**Aim of the task:**
The records below are made of lines; count those holding the word "ylabel" and give the number only.
** START OF Input records **
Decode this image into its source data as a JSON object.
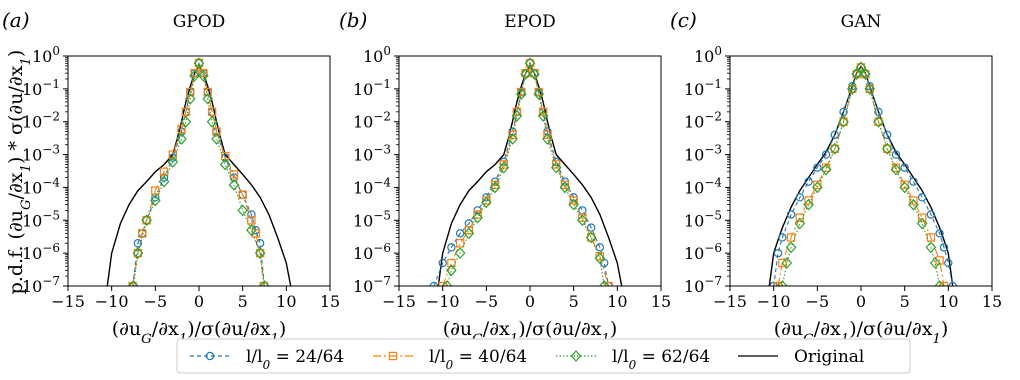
{
  "figure": {
    "ylabel": "p.d.f. (∂u_G/∂x_1) * σ(∂u/∂x_1)",
    "colors": {
      "l24": "#1f77b4",
      "l40": "#ff7f0e",
      "l62": "#2ca02c",
      "original": "#000000"
    }
  },
  "chart_data": [
    {
      "type": "line",
      "letter": "(a)",
      "title": "GPOD",
      "xlabel": "(∂u_G/∂x_1)/σ(∂u/∂x_1)",
      "ylabel": "p.d.f. (∂u_G/∂x_1) * σ(∂u/∂x_1)",
      "xlim": [
        -15,
        15
      ],
      "ylim": [
        1e-07,
        1
      ],
      "yscale": "log",
      "xticks": [
        -15,
        -10,
        -5,
        0,
        5,
        10,
        15
      ],
      "yticks": [
        "10^0",
        "10^-1",
        "10^-2",
        "10^-3",
        "10^-4",
        "10^-5",
        "10^-6",
        "10^-7"
      ],
      "series": [
        {
          "name": "l/l_0 = 24/64",
          "key": "l24",
          "marker": "circle",
          "x": [
            -7.6,
            -7.0,
            -6.5,
            -6.0,
            -5.0,
            -4.0,
            -3.0,
            -2.0,
            -1.5,
            -1.0,
            -0.5,
            0.0,
            0.5,
            1.0,
            1.5,
            2.0,
            3.0,
            4.0,
            5.0,
            6.0,
            6.5,
            7.0,
            7.5
          ],
          "y": [
            1e-07,
            2e-06,
            4e-06,
            1e-05,
            5e-05,
            0.0002,
            0.0008,
            0.005,
            0.02,
            0.08,
            0.3,
            0.6,
            0.3,
            0.08,
            0.02,
            0.005,
            0.0008,
            0.0002,
            6e-05,
            1.5e-05,
            5e-06,
            2e-06,
            1e-07
          ]
        },
        {
          "name": "l/l_0 = 40/64",
          "key": "l40",
          "marker": "square",
          "x": [
            -7.6,
            -7.0,
            -6.5,
            -6.0,
            -5.0,
            -4.0,
            -3.0,
            -2.0,
            -1.5,
            -1.0,
            -0.5,
            0.0,
            0.5,
            1.0,
            1.5,
            2.0,
            3.0,
            4.0,
            5.0,
            6.0,
            6.5,
            7.0,
            7.4
          ],
          "y": [
            1e-07,
            1e-06,
            4e-06,
            1e-05,
            8e-05,
            0.0003,
            0.001,
            0.006,
            0.02,
            0.08,
            0.3,
            0.62,
            0.3,
            0.08,
            0.02,
            0.005,
            0.0009,
            0.00025,
            6e-05,
            1e-05,
            4e-06,
            1e-06,
            1e-07
          ]
        },
        {
          "name": "l/l_0 = 62/64",
          "key": "l62",
          "marker": "diamond",
          "x": [
            -7.5,
            -7.0,
            -6.0,
            -5.0,
            -4.0,
            -3.0,
            -2.0,
            -1.5,
            -1.0,
            -0.5,
            0.0,
            0.5,
            1.0,
            1.5,
            2.0,
            3.0,
            4.0,
            5.0,
            6.0,
            7.0,
            7.5
          ],
          "y": [
            1e-07,
            1e-06,
            1e-05,
            4e-05,
            0.00015,
            0.0006,
            0.003,
            0.01,
            0.05,
            0.25,
            0.6,
            0.25,
            0.05,
            0.01,
            0.003,
            0.0005,
            0.00012,
            2e-05,
            5e-06,
            1e-06,
            1e-07
          ]
        },
        {
          "name": "Original",
          "key": "original",
          "marker": "none",
          "x": [
            -10.5,
            -10.0,
            -9.0,
            -8.0,
            -7.0,
            -6.0,
            -5.0,
            -4.0,
            -3.0,
            -2.5,
            -2.0,
            -1.5,
            -1.0,
            -0.5,
            0.0,
            0.5,
            1.0,
            1.5,
            2.0,
            2.5,
            3.0,
            4.0,
            5.0,
            6.0,
            7.0,
            8.0,
            9.0,
            10.0,
            10.5
          ],
          "y": [
            1e-07,
            1e-06,
            8e-06,
            3e-05,
            8e-05,
            0.00015,
            0.0003,
            0.0005,
            0.001,
            0.003,
            0.01,
            0.04,
            0.12,
            0.3,
            0.5,
            0.3,
            0.12,
            0.04,
            0.01,
            0.003,
            0.001,
            0.0005,
            0.00025,
            0.00012,
            5e-05,
            1.5e-05,
            3e-06,
            5e-07,
            1e-07
          ]
        }
      ]
    },
    {
      "type": "line",
      "letter": "(b)",
      "title": "EPOD",
      "xlabel": "(∂u_G/∂x_1)/σ(∂u/∂x_1)",
      "xlim": [
        -15,
        15
      ],
      "ylim": [
        1e-07,
        1
      ],
      "yscale": "log",
      "xticks": [
        -15,
        -10,
        -5,
        0,
        5,
        10,
        15
      ],
      "yticks": [
        "10^0",
        "10^-1",
        "10^-2",
        "10^-3",
        "10^-4",
        "10^-5",
        "10^-6",
        "10^-7"
      ],
      "series": [
        {
          "name": "l/l_0 = 24/64",
          "key": "l24",
          "marker": "circle",
          "x": [
            -11.0,
            -10.0,
            -9.0,
            -8.0,
            -7.0,
            -6.0,
            -5.0,
            -4.0,
            -3.0,
            -2.0,
            -1.5,
            -1.0,
            -0.5,
            0.0,
            0.5,
            1.0,
            1.5,
            2.0,
            3.0,
            4.0,
            5.0,
            6.0,
            7.0,
            8.0,
            8.5,
            9.0
          ],
          "y": [
            1e-07,
            5e-07,
            1.5e-06,
            4e-06,
            8e-06,
            2e-05,
            5e-05,
            0.00015,
            0.0006,
            0.005,
            0.02,
            0.08,
            0.3,
            0.62,
            0.3,
            0.08,
            0.02,
            0.005,
            0.0006,
            0.00015,
            5e-05,
            2e-05,
            6e-06,
            1.5e-06,
            5e-07,
            1e-07
          ]
        },
        {
          "name": "l/l_0 = 40/64",
          "key": "l40",
          "marker": "square",
          "x": [
            -10.0,
            -9.0,
            -8.0,
            -7.0,
            -6.0,
            -5.0,
            -4.0,
            -3.0,
            -2.0,
            -1.5,
            -1.0,
            -0.5,
            0.0,
            0.5,
            1.0,
            1.5,
            2.0,
            3.0,
            4.0,
            5.0,
            6.0,
            7.0,
            8.0,
            9.0
          ],
          "y": [
            1e-07,
            5e-07,
            2e-06,
            5e-06,
            1.5e-05,
            4e-05,
            0.00012,
            0.0005,
            0.004,
            0.02,
            0.08,
            0.3,
            0.6,
            0.3,
            0.08,
            0.02,
            0.004,
            0.0005,
            0.00012,
            4e-05,
            1.2e-05,
            3e-06,
            8e-07,
            1e-07
          ]
        },
        {
          "name": "l/l_0 = 62/64",
          "key": "l62",
          "marker": "diamond",
          "x": [
            -9.5,
            -9.0,
            -8.0,
            -7.0,
            -6.0,
            -5.0,
            -4.0,
            -3.0,
            -2.0,
            -1.5,
            -1.0,
            -0.5,
            0.0,
            0.5,
            1.0,
            1.5,
            2.0,
            3.0,
            4.0,
            5.0,
            6.0,
            7.0,
            8.0,
            8.5
          ],
          "y": [
            1e-07,
            3e-07,
            1e-06,
            4e-06,
            1.2e-05,
            3.5e-05,
            0.0001,
            0.0004,
            0.003,
            0.015,
            0.07,
            0.28,
            0.6,
            0.28,
            0.07,
            0.015,
            0.003,
            0.0004,
            0.0001,
            3e-05,
            1e-05,
            3e-06,
            7e-07,
            1e-07
          ]
        },
        {
          "name": "Original",
          "key": "original",
          "marker": "none",
          "x": [
            -10.5,
            -10.0,
            -9.0,
            -8.0,
            -7.0,
            -6.0,
            -5.0,
            -4.0,
            -3.0,
            -2.5,
            -2.0,
            -1.5,
            -1.0,
            -0.5,
            0.0,
            0.5,
            1.0,
            1.5,
            2.0,
            2.5,
            3.0,
            4.0,
            5.0,
            6.0,
            7.0,
            8.0,
            9.0,
            10.0,
            10.5
          ],
          "y": [
            1e-07,
            1e-06,
            8e-06,
            3e-05,
            8e-05,
            0.00015,
            0.0003,
            0.0005,
            0.001,
            0.003,
            0.01,
            0.04,
            0.12,
            0.3,
            0.5,
            0.3,
            0.12,
            0.04,
            0.01,
            0.003,
            0.001,
            0.0005,
            0.00025,
            0.00012,
            5e-05,
            1.5e-05,
            3e-06,
            5e-07,
            1e-07
          ]
        }
      ]
    },
    {
      "type": "line",
      "letter": "(c)",
      "title": "GAN",
      "xlabel": "(∂u_G/∂x_1)/σ(∂u/∂x_1)",
      "xlim": [
        -15,
        15
      ],
      "ylim": [
        1e-07,
        1
      ],
      "yscale": "log",
      "xticks": [
        -15,
        -10,
        -5,
        0,
        5,
        10,
        15
      ],
      "yticks": [
        "10^0",
        "10^-1",
        "10^-2",
        "10^-3",
        "10^-4",
        "10^-5",
        "10^-6",
        "10^-7"
      ],
      "series": [
        {
          "name": "l/l_0 = 24/64",
          "key": "l24",
          "marker": "circle",
          "x": [
            -10.0,
            -9.5,
            -9.0,
            -8.0,
            -7.0,
            -6.0,
            -5.0,
            -4.0,
            -3.0,
            -2.0,
            -1.0,
            -0.5,
            0.0,
            0.5,
            1.0,
            2.0,
            3.0,
            4.0,
            5.0,
            6.0,
            7.0,
            8.0,
            9.0,
            9.5,
            10.0,
            10.5
          ],
          "y": [
            1e-07,
            1e-06,
            3e-06,
            1.5e-05,
            5e-05,
            0.00015,
            0.0004,
            0.001,
            0.004,
            0.02,
            0.12,
            0.3,
            0.45,
            0.3,
            0.12,
            0.02,
            0.004,
            0.001,
            0.0004,
            0.00015,
            5e-05,
            1.5e-05,
            4e-06,
            1.5e-06,
            5e-07,
            1e-07
          ]
        },
        {
          "name": "l/l_0 = 40/64",
          "key": "l40",
          "marker": "square",
          "x": [
            -9.5,
            -9.0,
            -8.0,
            -7.0,
            -6.0,
            -5.0,
            -4.0,
            -3.0,
            -2.0,
            -1.0,
            -0.5,
            0.0,
            0.5,
            1.0,
            2.0,
            3.0,
            4.0,
            5.0,
            6.0,
            7.0,
            8.0,
            9.0,
            9.5
          ],
          "y": [
            1e-07,
            5e-07,
            3e-06,
            1.2e-05,
            4e-05,
            0.00012,
            0.0004,
            0.0015,
            0.01,
            0.1,
            0.28,
            0.45,
            0.28,
            0.1,
            0.01,
            0.0015,
            0.0004,
            0.00012,
            4e-05,
            1.2e-05,
            3e-06,
            6e-07,
            1e-07
          ]
        },
        {
          "name": "l/l_0 = 62/64",
          "key": "l62",
          "marker": "diamond",
          "x": [
            -9.0,
            -8.5,
            -8.0,
            -7.0,
            -6.0,
            -5.0,
            -4.0,
            -3.0,
            -2.0,
            -1.0,
            -0.5,
            0.0,
            0.5,
            1.0,
            2.0,
            3.0,
            4.0,
            5.0,
            6.0,
            7.0,
            8.0,
            8.5,
            9.0
          ],
          "y": [
            1e-07,
            5e-07,
            1.5e-06,
            8e-06,
            3e-05,
            0.0001,
            0.00035,
            0.0015,
            0.01,
            0.1,
            0.28,
            0.45,
            0.28,
            0.1,
            0.01,
            0.0015,
            0.00035,
            0.0001,
            3e-05,
            8e-06,
            1.5e-06,
            5e-07,
            1e-07
          ]
        },
        {
          "name": "Original",
          "key": "original",
          "marker": "none",
          "x": [
            -10.5,
            -10.0,
            -9.5,
            -9.0,
            -8.0,
            -7.0,
            -6.0,
            -5.0,
            -4.0,
            -3.0,
            -2.0,
            -1.0,
            -0.5,
            0.0,
            0.5,
            1.0,
            2.0,
            3.0,
            4.0,
            5.0,
            6.0,
            7.0,
            8.0,
            9.0,
            9.5,
            10.0,
            10.5
          ],
          "y": [
            1e-07,
            1e-06,
            2.5e-06,
            6e-06,
            2.5e-05,
            8e-05,
            0.0002,
            0.0005,
            0.0012,
            0.004,
            0.02,
            0.12,
            0.3,
            0.48,
            0.3,
            0.12,
            0.02,
            0.004,
            0.0012,
            0.0005,
            0.0002,
            8e-05,
            2.5e-05,
            6e-06,
            2.5e-06,
            1e-06,
            1e-07
          ]
        }
      ]
    }
  ],
  "legend": [
    {
      "label": "l/l_0 = 24/64",
      "key": "l24",
      "marker": "circle",
      "dash": "4,3"
    },
    {
      "label": "l/l_0 = 40/64",
      "key": "l40",
      "marker": "square",
      "dash": "8,3,2,3"
    },
    {
      "label": "l/l_0 = 62/64",
      "key": "l62",
      "marker": "diamond",
      "dash": "1.5,2"
    },
    {
      "label": "Original",
      "key": "original",
      "marker": "none",
      "dash": ""
    }
  ]
}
** END OF Input records **
**Output of the exercise:**
2